Start of Supplied material

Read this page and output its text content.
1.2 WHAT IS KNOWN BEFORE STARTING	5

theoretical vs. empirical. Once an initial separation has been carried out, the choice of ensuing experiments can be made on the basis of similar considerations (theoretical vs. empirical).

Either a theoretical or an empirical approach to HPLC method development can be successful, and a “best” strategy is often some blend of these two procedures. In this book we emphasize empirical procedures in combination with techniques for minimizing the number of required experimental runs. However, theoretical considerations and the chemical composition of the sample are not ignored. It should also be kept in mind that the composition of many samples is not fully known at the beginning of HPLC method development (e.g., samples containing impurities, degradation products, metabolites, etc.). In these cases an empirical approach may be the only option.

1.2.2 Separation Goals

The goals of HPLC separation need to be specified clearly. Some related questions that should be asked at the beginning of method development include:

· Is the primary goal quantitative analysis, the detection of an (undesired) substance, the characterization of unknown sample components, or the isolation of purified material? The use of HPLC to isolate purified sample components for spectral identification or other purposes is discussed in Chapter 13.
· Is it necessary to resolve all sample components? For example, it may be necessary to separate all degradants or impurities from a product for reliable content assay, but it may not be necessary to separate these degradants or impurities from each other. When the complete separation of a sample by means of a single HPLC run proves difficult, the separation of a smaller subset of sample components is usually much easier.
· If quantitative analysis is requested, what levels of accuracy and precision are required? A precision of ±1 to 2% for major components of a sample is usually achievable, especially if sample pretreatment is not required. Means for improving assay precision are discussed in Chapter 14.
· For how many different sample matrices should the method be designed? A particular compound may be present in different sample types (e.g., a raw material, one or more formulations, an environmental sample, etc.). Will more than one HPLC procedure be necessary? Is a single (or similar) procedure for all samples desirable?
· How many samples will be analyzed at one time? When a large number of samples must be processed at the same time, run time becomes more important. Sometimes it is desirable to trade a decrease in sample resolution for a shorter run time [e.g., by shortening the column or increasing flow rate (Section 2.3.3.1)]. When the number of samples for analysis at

End of Supplied material

Would you copy the data exactly as shown above?

Read this page and output its text content.
1.2 WHAT IS KNOWN BEFORE STARTING	5

theoretical vs. empirical. Once an initial separation has been carried out, the choice of ensuing experiments can be made on the basis of similar considerations (theoretical vs. empirical).

Either a theoretical or an empirical approach to HPLC method development can be successful, and a “best” strategy is often some blend of these two procedures. In this book we emphasize empirical procedures in combination with techniques for minimizing the number of required experimental runs. However, theoretical considerations and the chemical composition of the sample are not ignored. It should also be kept in mind that the composition of many samples is not fully known at the beginning of HPLC method development (e.g., samples containing impurities, degradation products, metabolites, etc.). In these cases an empirical approach may be the only option.

1.2.2 Separation Goals

The goals of HPLC separation need to be specified clearly. Some related questions that should be asked at the beginning of method development include:

· Is the primary goal quantitative analysis, the detection of an (undesired) substance, the characterization of unknown sample components, or the isolation of purified material? The use of HPLC to isolate purified sample components for spectral identification or other purposes is discussed in Chapter 13.
· Is it necessary to resolve all sample components? For example, it may be necessary to separate all degradants or impurities from a product for reliable content assay, but it may not be necessary to separate these degradants or impurities from each other. When the complete separation of a sample by means of a single HPLC run proves difficult, the separation of a smaller subset of sample components is usually much easier.
· If quantitative analysis is requested, what levels of accuracy and precision are required? A precision of ±1 to 2% for major components of a sample is usually achievable, especially if sample pretreatment is not required. Means for improving assay precision are discussed in Chapter 14.
· For how many different sample matrices should the method be designed? A particular compound may be present in different sample types (e.g., a raw material, one or more formulations, an environmental sample, etc.). Will more than one HPLC procedure be necessary? Is a single (or similar) procedure for all samples desirable?
· How many samples will be analyzed at one time? When a large number of samples must be processed at the same time, run time becomes more important. Sometimes it is desirable to trade a decrease in sample resolution for a shorter run time [e.g., by shortening the column or increasing flow rate (Section 2.3.3.1)]. When the number of samples for analysis at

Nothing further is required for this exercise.